▶ _WHAT YOU ARE ASKED TO DO_:
Wherever the string "text" appears in a line, extract that line.

▶ _GIVEN DATA_:
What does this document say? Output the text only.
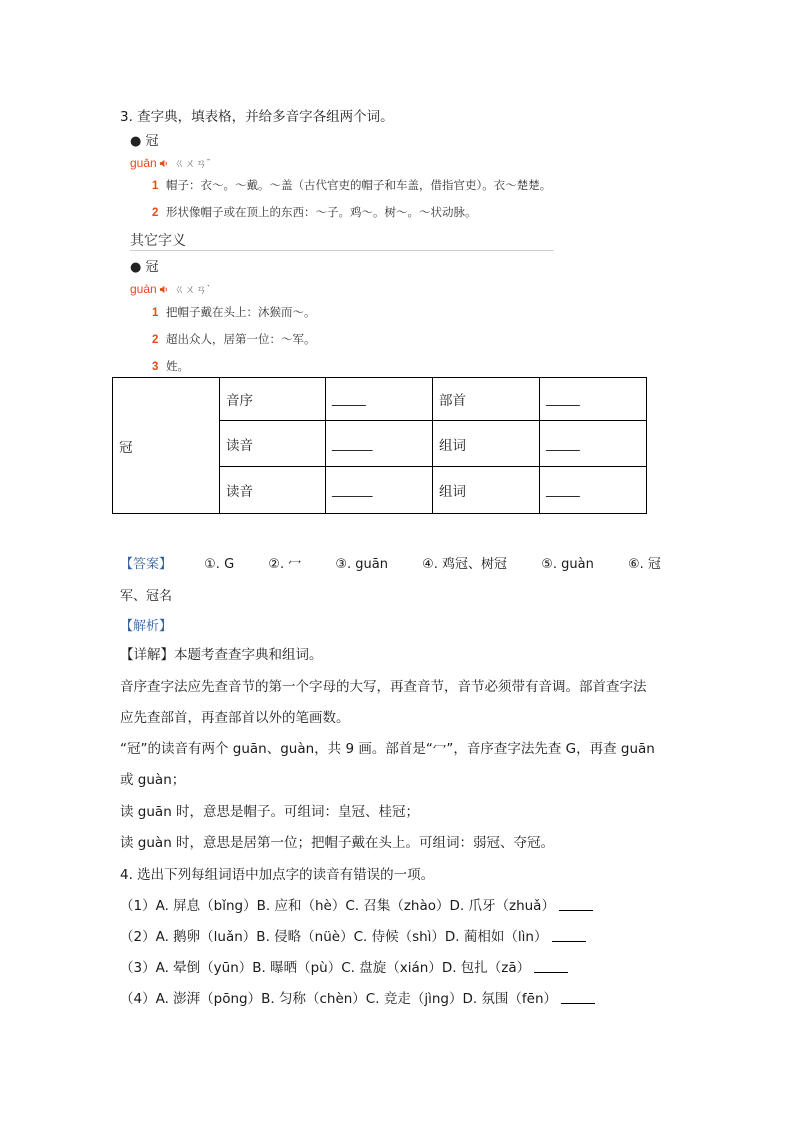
3. 查字典，填表格，并给多音字各组两个词。
● 冠
guān ㄍㄨㄢˉ
1 帽子：衣～。～戴。～盖（古代官吏的帽子和车盖，借指官吏）。衣～楚楚。
2 形状像帽子或在顶上的东西：～子。鸡～。树～。～状动脉。
其它字义
● 冠
guàn ㄍㄨㄢˋ
1 把帽子戴在头上：沐猴而～。
2 超出众人，居第一位：～军。
3 姓。
冠	音序	_____	部首	_____
	读音	______	组词	_____
	读音	______	组词	_____
【答案】 ①. G	②. 冖	③. guān	④. 鸡冠、树冠	⑤. guàn	⑥. 冠
军、冠名
【解析】
【详解】本题考查查字典和组词。
音序查字法应先查音节的第一个字母的大写，再查音节，音节必须带有音调。部首查字法
应先查部首，再查部首以外的笔画数。
“冠”的读音有两个 guān、guàn，共 9 画。部首是“冖”，音序查字法先查 G，再查 guān
或 guàn；
读 guān 时，意思是帽子。可组词：皇冠、桂冠；
读 guàn 时，意思是居第一位；把帽子戴在头上。可组词：弱冠、夺冠。
4. 选出下列每组词语中加点字的读音有错误的一项。
（1）A. 屏息（bǐng）B. 应和（hè）C. 召集（zhào）D. 爪牙（zhuǎ）
（2）A. 鹅卵（luǎn）B. 侵略（nüè）C. 侍候（shì）D. 蔺相如（lìn）
（3）A. 晕倒（yūn）B. 曝晒（pù）C. 盘旋（xián）D. 包扎（zā）
（4）A. 澎湃（pōng）B. 匀称（chèn）C. 竞走（jìng）D. 氛围（fēn）
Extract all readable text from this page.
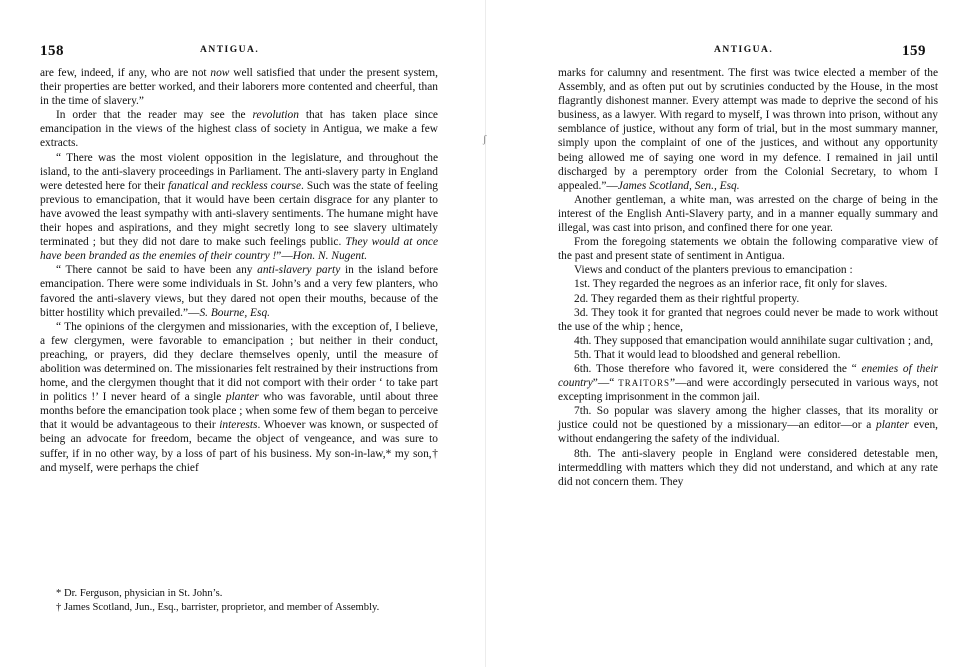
ʃ
158	ANTIGUA.

are few, indeed, if any, who are not now well satisfied that under the present system, their properties are better worked, and their laborers more contented and cheerful, than in the time of slavery.”

In order that the reader may see the revolution that has taken place since emancipation in the views of the highest class of society in Antigua, we make a few extracts.

“ There was the most violent opposition in the legislature, and throughout the island, to the anti-slavery proceedings in Parliament. The anti-slavery party in England were detested here for their fanatical and reckless course. Such was the state of feeling previous to emancipation, that it would have been certain disgrace for any planter to have avowed the least sympathy with anti-slavery sentiments. The humane might have their hopes and aspirations, and they might secretly long to see slavery ultimately terminated ; but they did not dare to make such feelings public. They would at once have been branded as the enemies of their country !”—Hon. N. Nugent.

“ There cannot be said to have been any anti-slavery party in the island before emancipation. There were some individuals in St. John’s and a very few planters, who favored the anti-slavery views, but they dared not open their mouths, because of the bitter hostility which prevailed.”—S. Bourne, Esq.

“ The opinions of the clergymen and missionaries, with the exception of, I believe, a few clergymen, were favorable to emancipation ; but neither in their conduct, preaching, or prayers, did they declare themselves openly, until the measure of abolition was determined on. The missionaries felt restrained by their instructions from home, and the clergymen thought that it did not comport with their order ‘ to take part in politics !’ I never heard of a single planter who was favorable, until about three months before the emancipation took place ; when some few of them began to perceive that it would be advantageous to their interests. Whoever was known, or suspected of being an advocate for freedom, became the object of vengeance, and was sure to suffer, if in no other way, by a loss of part of his business. My son-in-law,* my son,† and myself, were perhaps the chief

* Dr. Ferguson, physician in St. John’s.

† James Scotland, Jun., Esq., barrister, proprietor, and member of Assembly.

ANTIGUA.	159

marks for calumny and resentment. The first was twice elected a member of the Assembly, and as often put out by scrutinies conducted by the House, in the most flagrantly dishonest manner. Every attempt was made to deprive the second of his business, as a lawyer. With regard to myself, I was thrown into prison, without any semblance of justice, without any form of trial, but in the most summary manner, simply upon the complaint of one of the justices, and without any opportunity being allowed me of saying one word in my defence. I remained in jail until discharged by a peremptory order from the Colonial Secretary, to whom I appealed.”—James Scotland, Sen., Esq.

Another gentleman, a white man, was arrested on the charge of being in the interest of the English Anti-Slavery party, and in a manner equally summary and illegal, was cast into prison, and confined there for one year.

From the foregoing statements we obtain the following comparative view of the past and present state of sentiment in Antigua.

Views and conduct of the planters previous to emancipation :

1st. They regarded the negroes as an inferior race, fit only for slaves.

2d. They regarded them as their rightful property.

3d. They took it for granted that negroes could never be made to work without the use of the whip ; hence,

4th. They supposed that emancipation would annihilate sugar cultivation ; and,

5th. That it would lead to bloodshed and general rebellion.

6th. Those therefore who favored it, were considered the “ enemies of their country”—“ TRAITORS”—and were accordingly persecuted in various ways, not excepting imprisonment in the common jail.

7th. So popular was slavery among the higher classes, that its morality or justice could not be questioned by a missionary—an editor—or a planter even, without endangering the safety of the individual.

8th. The anti-slavery people in England were considered detestable men, intermeddling with matters which they did not understand, and which at any rate did not concern them. They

▶ _TASK SOLUTION_:
What does this document say? Output the text only.
Extract all readable text from this page.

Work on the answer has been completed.